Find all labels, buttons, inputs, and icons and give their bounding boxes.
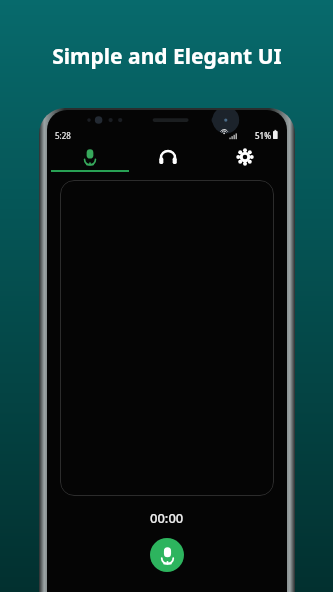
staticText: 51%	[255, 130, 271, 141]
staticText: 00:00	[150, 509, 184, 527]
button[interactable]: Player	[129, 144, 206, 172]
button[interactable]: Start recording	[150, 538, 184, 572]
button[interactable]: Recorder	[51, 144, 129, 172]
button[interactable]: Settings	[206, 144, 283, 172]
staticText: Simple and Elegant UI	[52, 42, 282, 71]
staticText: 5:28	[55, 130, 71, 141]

========

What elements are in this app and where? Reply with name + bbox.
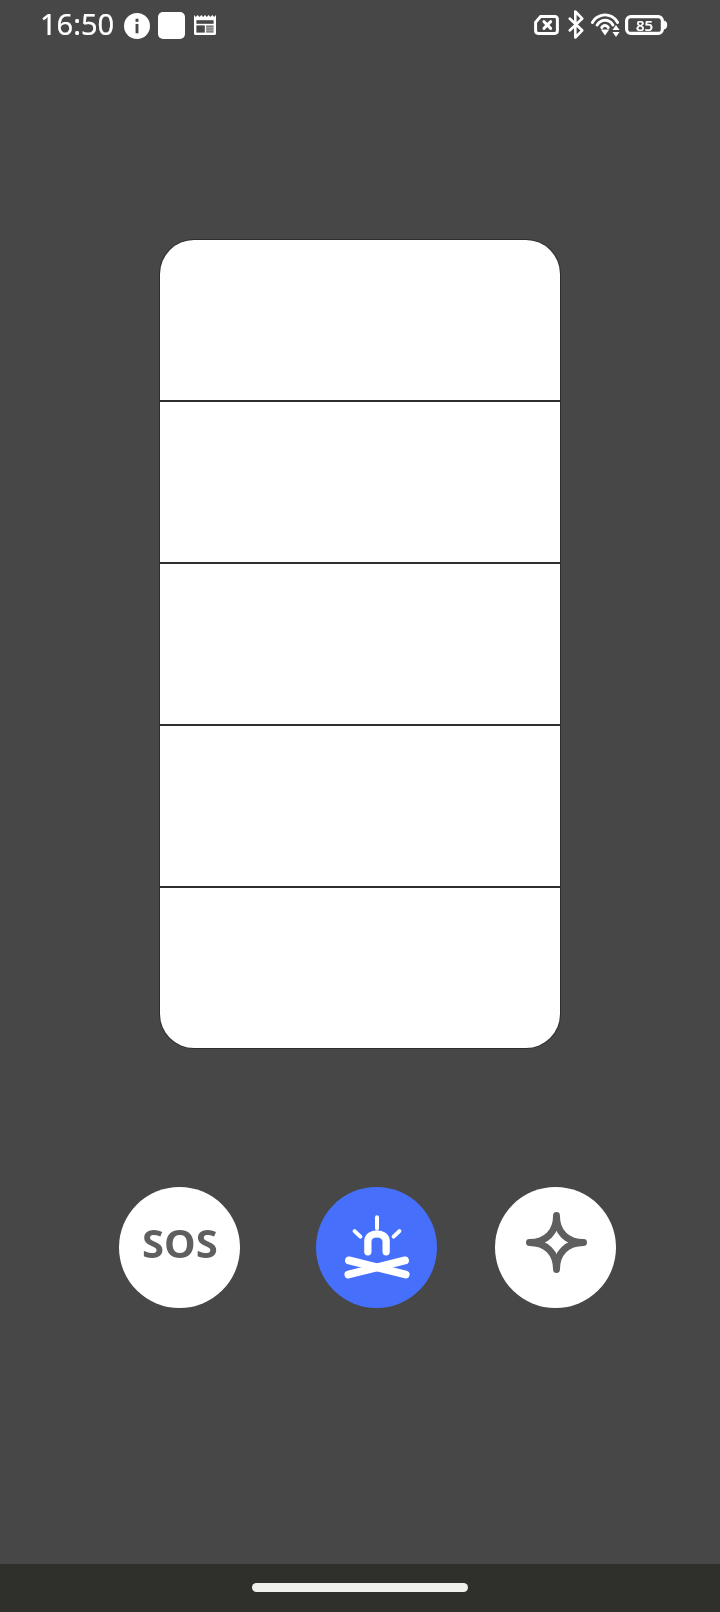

========

TASK DETAILS: Transcribe, without any change, the lines above from the line with "Find all labels, buttons, inputs, and" up to and including the line with "130, 71, 141]", omitting the pictures.

ANSWER TO THIS PROBLEM:
Find all labels, buttons, inputs, and icons and give their bounding boxes.
staticText: 51%	[255, 130, 271, 141]
staticText: 00:00	[150, 509, 184, 527]
button[interactable]: Player	[129, 144, 206, 172]
button[interactable]: Start recording	[150, 538, 184, 572]
button[interactable]: Recorder	[51, 144, 129, 172]
button[interactable]: Settings	[206, 144, 283, 172]
staticText: Simple and Elegant UI	[52, 42, 282, 71]
staticText: 5:28	[55, 130, 71, 141]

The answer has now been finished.